* [STATED PROBLEM] Images do not belong in the copy. Retype all the entries below exactly.
-=-=-
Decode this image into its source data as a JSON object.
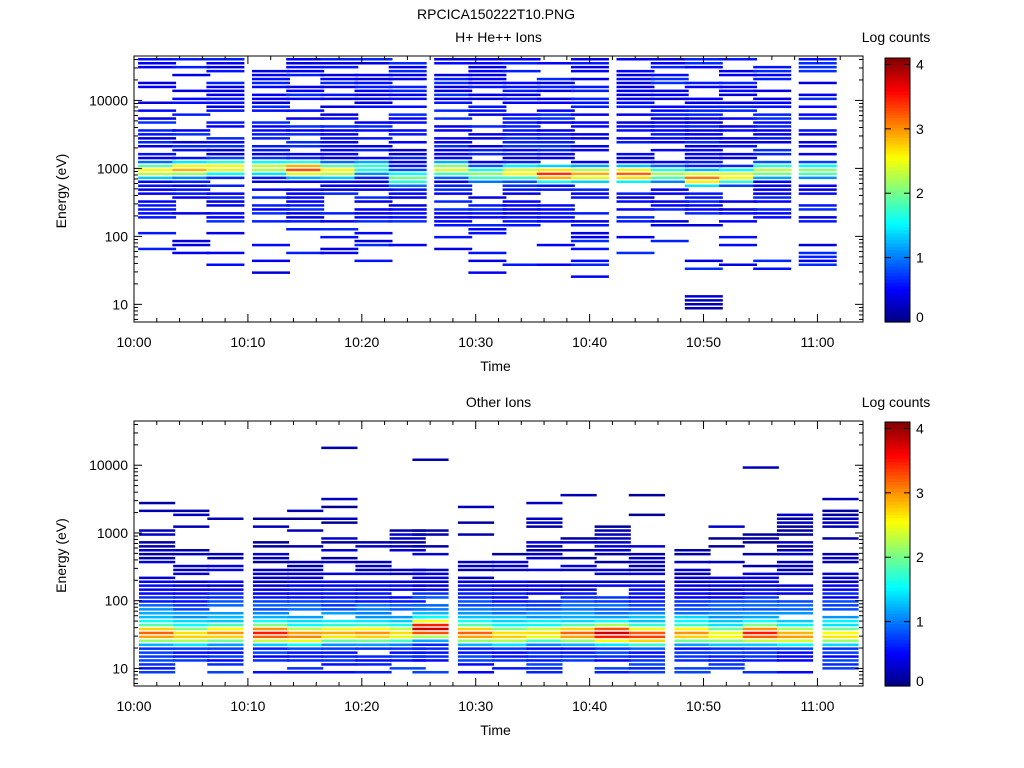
{
  "page_title": "RPCICA150222T10.PNG",
  "chart_data": [
    {
      "type": "heatmap",
      "title": "H+ He++ Ions",
      "xlabel": "Time",
      "ylabel": "Energy (eV)",
      "yscale": "log",
      "ylim": [
        5.5,
        45000
      ],
      "xlim": [
        "10:00",
        "11:04"
      ],
      "x_ticks": [
        "10:00",
        "10:10",
        "10:20",
        "10:30",
        "10:40",
        "10:50",
        "11:00"
      ],
      "y_ticks": [
        "10",
        "100",
        "1000",
        "10000"
      ],
      "colorbar": {
        "label": "Log counts",
        "range": [
          0,
          4.1
        ],
        "ticks": [
          "0",
          "1",
          "2",
          "3",
          "4"
        ]
      },
      "columns": [
        {
          "t": "10:02",
          "peak_eV": 900,
          "peak": 2.6,
          "low_eV": 22,
          "max_eV": 40000
        },
        {
          "t": "10:05",
          "peak_eV": 950,
          "peak": 2.9,
          "low_eV": 35,
          "max_eV": 40000
        },
        {
          "t": "10:08",
          "peak_eV": 1000,
          "peak": 2.6,
          "low_eV": 25,
          "max_eV": 40000
        },
        {
          "t": "10:12",
          "peak_eV": 1000,
          "peak": 2.4,
          "low_eV": 25,
          "max_eV": 40000
        },
        {
          "t": "10:15",
          "peak_eV": 950,
          "peak": 3.3,
          "low_eV": 33,
          "max_eV": 40000
        },
        {
          "t": "10:18",
          "peak_eV": 900,
          "peak": 2.6,
          "low_eV": 33,
          "max_eV": 40000
        },
        {
          "t": "10:21",
          "peak_eV": 1000,
          "peak": 1.8,
          "low_eV": 33,
          "max_eV": 40000
        },
        {
          "t": "10:24",
          "peak_eV": 700,
          "peak": 2.0,
          "low_eV": 30,
          "max_eV": 40000
        },
        {
          "t": "10:28",
          "peak_eV": 950,
          "peak": 2.4,
          "low_eV": 30,
          "max_eV": 40000
        },
        {
          "t": "10:31",
          "peak_eV": 800,
          "peak": 2.1,
          "low_eV": 22,
          "max_eV": 40000
        },
        {
          "t": "10:34",
          "peak_eV": 850,
          "peak": 2.6,
          "low_eV": 30,
          "max_eV": 40000
        },
        {
          "t": "10:37",
          "peak_eV": 800,
          "peak": 3.4,
          "low_eV": 35,
          "max_eV": 40000
        },
        {
          "t": "10:40",
          "peak_eV": 800,
          "peak": 2.9,
          "low_eV": 22,
          "max_eV": 40000
        },
        {
          "t": "10:44",
          "peak_eV": 800,
          "peak": 3.2,
          "low_eV": 33,
          "max_eV": 40000
        },
        {
          "t": "10:47",
          "peak_eV": 800,
          "peak": 2.2,
          "low_eV": 40,
          "max_eV": 40000
        },
        {
          "t": "10:50",
          "peak_eV": 700,
          "peak": 3.1,
          "low_eV": 8,
          "max_eV": 40000
        },
        {
          "t": "10:53",
          "peak_eV": 750,
          "peak": 2.6,
          "low_eV": 33,
          "max_eV": 40000
        },
        {
          "t": "10:56",
          "peak_eV": 900,
          "peak": 2.3,
          "low_eV": 20,
          "max_eV": 40000
        },
        {
          "t": "11:00",
          "peak_eV": 900,
          "peak": 2.1,
          "low_eV": 30,
          "max_eV": 40000
        }
      ]
    },
    {
      "type": "heatmap",
      "title": "Other Ions",
      "xlabel": "Time",
      "ylabel": "Energy (eV)",
      "yscale": "log",
      "ylim": [
        5.5,
        45000
      ],
      "xlim": [
        "10:00",
        "11:04"
      ],
      "x_ticks": [
        "10:00",
        "10:10",
        "10:20",
        "10:30",
        "10:40",
        "10:50",
        "11:00"
      ],
      "y_ticks": [
        "10",
        "100",
        "1000",
        "10000"
      ],
      "colorbar": {
        "label": "Log counts",
        "range": [
          0,
          4.1
        ],
        "ticks": [
          "0",
          "1",
          "2",
          "3",
          "4"
        ]
      },
      "columns": [
        {
          "t": "10:02",
          "peak_eV": 32,
          "peak": 3.2,
          "top_eV": 4000
        },
        {
          "t": "10:05",
          "peak_eV": 30,
          "peak": 2.8,
          "top_eV": 2200
        },
        {
          "t": "10:08",
          "peak_eV": 32,
          "peak": 3.0,
          "top_eV": 2500
        },
        {
          "t": "10:12",
          "peak_eV": 32,
          "peak": 3.5,
          "top_eV": 2200
        },
        {
          "t": "10:15",
          "peak_eV": 30,
          "peak": 3.1,
          "top_eV": 2200
        },
        {
          "t": "10:18",
          "peak_eV": 32,
          "peak": 2.9,
          "top_eV": 4500
        },
        {
          "t": "10:21",
          "peak_eV": 32,
          "peak": 3.0,
          "top_eV": 800
        },
        {
          "t": "10:24",
          "peak_eV": 32,
          "peak": 2.7,
          "top_eV": 1200
        },
        {
          "t": "10:26",
          "peak_eV": 38,
          "peak": 3.8,
          "top_eV": 1100
        },
        {
          "t": "10:30",
          "peak_eV": 32,
          "peak": 3.2,
          "top_eV": 2500
        },
        {
          "t": "10:33",
          "peak_eV": 30,
          "peak": 2.8,
          "top_eV": 600
        },
        {
          "t": "10:36",
          "peak_eV": 32,
          "peak": 2.7,
          "top_eV": 2800
        },
        {
          "t": "10:39",
          "peak_eV": 32,
          "peak": 3.2,
          "top_eV": 900
        },
        {
          "t": "10:42",
          "peak_eV": 32,
          "peak": 3.8,
          "top_eV": 1500
        },
        {
          "t": "10:45",
          "peak_eV": 30,
          "peak": 3.4,
          "top_eV": 900
        },
        {
          "t": "10:49",
          "peak_eV": 32,
          "peak": 3.0,
          "top_eV": 1400
        },
        {
          "t": "10:52",
          "peak_eV": 30,
          "peak": 2.6,
          "top_eV": 900
        },
        {
          "t": "10:55",
          "peak_eV": 32,
          "peak": 3.5,
          "top_eV": 1000
        },
        {
          "t": "10:58",
          "peak_eV": 30,
          "peak": 3.0,
          "top_eV": 2000
        },
        {
          "t": "11:02",
          "peak_eV": 30,
          "peak": 2.7,
          "top_eV": 2500
        }
      ]
    }
  ]
}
-=-=-
* [OUTPUT FOR THIS TASK]
Decode this image into its source data as a JSON object.
{
  "page_title": "RPCICA150222T10.PNG",
  "chart_data": [
    {
      "type": "heatmap",
      "title": "H+ He++ Ions",
      "xlabel": "Time",
      "ylabel": "Energy (eV)",
      "yscale": "log",
      "ylim": [
        5.5,
        45000
      ],
      "xlim": [
        "10:00",
        "11:04"
      ],
      "x_ticks": [
        "10:00",
        "10:10",
        "10:20",
        "10:30",
        "10:40",
        "10:50",
        "11:00"
      ],
      "y_ticks": [
        "10",
        "100",
        "1000",
        "10000"
      ],
      "colorbar": {
        "label": "Log counts",
        "range": [
          0,
          4.1
        ],
        "ticks": [
          "0",
          "1",
          "2",
          "3",
          "4"
        ]
      },
      "columns": [
        {
          "t": "10:02",
          "peak_eV": 900,
          "peak": 2.6,
          "low_eV": 22,
          "max_eV": 40000
        },
        {
          "t": "10:05",
          "peak_eV": 950,
          "peak": 2.9,
          "low_eV": 35,
          "max_eV": 40000
        },
        {
          "t": "10:08",
          "peak_eV": 1000,
          "peak": 2.6,
          "low_eV": 25,
          "max_eV": 40000
        },
        {
          "t": "10:12",
          "peak_eV": 1000,
          "peak": 2.4,
          "low_eV": 25,
          "max_eV": 40000
        },
        {
          "t": "10:15",
          "peak_eV": 950,
          "peak": 3.3,
          "low_eV": 33,
          "max_eV": 40000
        },
        {
          "t": "10:18",
          "peak_eV": 900,
          "peak": 2.6,
          "low_eV": 33,
          "max_eV": 40000
        },
        {
          "t": "10:21",
          "peak_eV": 1000,
          "peak": 1.8,
          "low_eV": 33,
          "max_eV": 40000
        },
        {
          "t": "10:24",
          "peak_eV": 700,
          "peak": 2.0,
          "low_eV": 30,
          "max_eV": 40000
        },
        {
          "t": "10:28",
          "peak_eV": 950,
          "peak": 2.4,
          "low_eV": 30,
          "max_eV": 40000
        },
        {
          "t": "10:31",
          "peak_eV": 800,
          "peak": 2.1,
          "low_eV": 22,
          "max_eV": 40000
        },
        {
          "t": "10:34",
          "peak_eV": 850,
          "peak": 2.6,
          "low_eV": 30,
          "max_eV": 40000
        },
        {
          "t": "10:37",
          "peak_eV": 800,
          "peak": 3.4,
          "low_eV": 35,
          "max_eV": 40000
        },
        {
          "t": "10:40",
          "peak_eV": 800,
          "peak": 2.9,
          "low_eV": 22,
          "max_eV": 40000
        },
        {
          "t": "10:44",
          "peak_eV": 800,
          "peak": 3.2,
          "low_eV": 33,
          "max_eV": 40000
        },
        {
          "t": "10:47",
          "peak_eV": 800,
          "peak": 2.2,
          "low_eV": 40,
          "max_eV": 40000
        },
        {
          "t": "10:50",
          "peak_eV": 700,
          "peak": 3.1,
          "low_eV": 8,
          "max_eV": 40000
        },
        {
          "t": "10:53",
          "peak_eV": 750,
          "peak": 2.6,
          "low_eV": 33,
          "max_eV": 40000
        },
        {
          "t": "10:56",
          "peak_eV": 900,
          "peak": 2.3,
          "low_eV": 20,
          "max_eV": 40000
        },
        {
          "t": "11:00",
          "peak_eV": 900,
          "peak": 2.1,
          "low_eV": 30,
          "max_eV": 40000
        }
      ]
    },
    {
      "type": "heatmap",
      "title": "Other Ions",
      "xlabel": "Time",
      "ylabel": "Energy (eV)",
      "yscale": "log",
      "ylim": [
        5.5,
        45000
      ],
      "xlim": [
        "10:00",
        "11:04"
      ],
      "x_ticks": [
        "10:00",
        "10:10",
        "10:20",
        "10:30",
        "10:40",
        "10:50",
        "11:00"
      ],
      "y_ticks": [
        "10",
        "100",
        "1000",
        "10000"
      ],
      "colorbar": {
        "label": "Log counts",
        "range": [
          0,
          4.1
        ],
        "ticks": [
          "0",
          "1",
          "2",
          "3",
          "4"
        ]
      },
      "columns": [
        {
          "t": "10:02",
          "peak_eV": 32,
          "peak": 3.2,
          "top_eV": 4000
        },
        {
          "t": "10:05",
          "peak_eV": 30,
          "peak": 2.8,
          "top_eV": 2200
        },
        {
          "t": "10:08",
          "peak_eV": 32,
          "peak": 3.0,
          "top_eV": 2500
        },
        {
          "t": "10:12",
          "peak_eV": 32,
          "peak": 3.5,
          "top_eV": 2200
        },
        {
          "t": "10:15",
          "peak_eV": 30,
          "peak": 3.1,
          "top_eV": 2200
        },
        {
          "t": "10:18",
          "peak_eV": 32,
          "peak": 2.9,
          "top_eV": 4500
        },
        {
          "t": "10:21",
          "peak_eV": 32,
          "peak": 3.0,
          "top_eV": 800
        },
        {
          "t": "10:24",
          "peak_eV": 32,
          "peak": 2.7,
          "top_eV": 1200
        },
        {
          "t": "10:26",
          "peak_eV": 38,
          "peak": 3.8,
          "top_eV": 1100
        },
        {
          "t": "10:30",
          "peak_eV": 32,
          "peak": 3.2,
          "top_eV": 2500
        },
        {
          "t": "10:33",
          "peak_eV": 30,
          "peak": 2.8,
          "top_eV": 600
        },
        {
          "t": "10:36",
          "peak_eV": 32,
          "peak": 2.7,
          "top_eV": 2800
        },
        {
          "t": "10:39",
          "peak_eV": 32,
          "peak": 3.2,
          "top_eV": 900
        },
        {
          "t": "10:42",
          "peak_eV": 32,
          "peak": 3.8,
          "top_eV": 1500
        },
        {
          "t": "10:45",
          "peak_eV": 30,
          "peak": 3.4,
          "top_eV": 900
        },
        {
          "t": "10:49",
          "peak_eV": 32,
          "peak": 3.0,
          "top_eV": 1400
        },
        {
          "t": "10:52",
          "peak_eV": 30,
          "peak": 2.6,
          "top_eV": 900
        },
        {
          "t": "10:55",
          "peak_eV": 32,
          "peak": 3.5,
          "top_eV": 1000
        },
        {
          "t": "10:58",
          "peak_eV": 30,
          "peak": 3.0,
          "top_eV": 2000
        },
        {
          "t": "11:02",
          "peak_eV": 30,
          "peak": 2.7,
          "top_eV": 2500
        }
      ]
    }
  ]
}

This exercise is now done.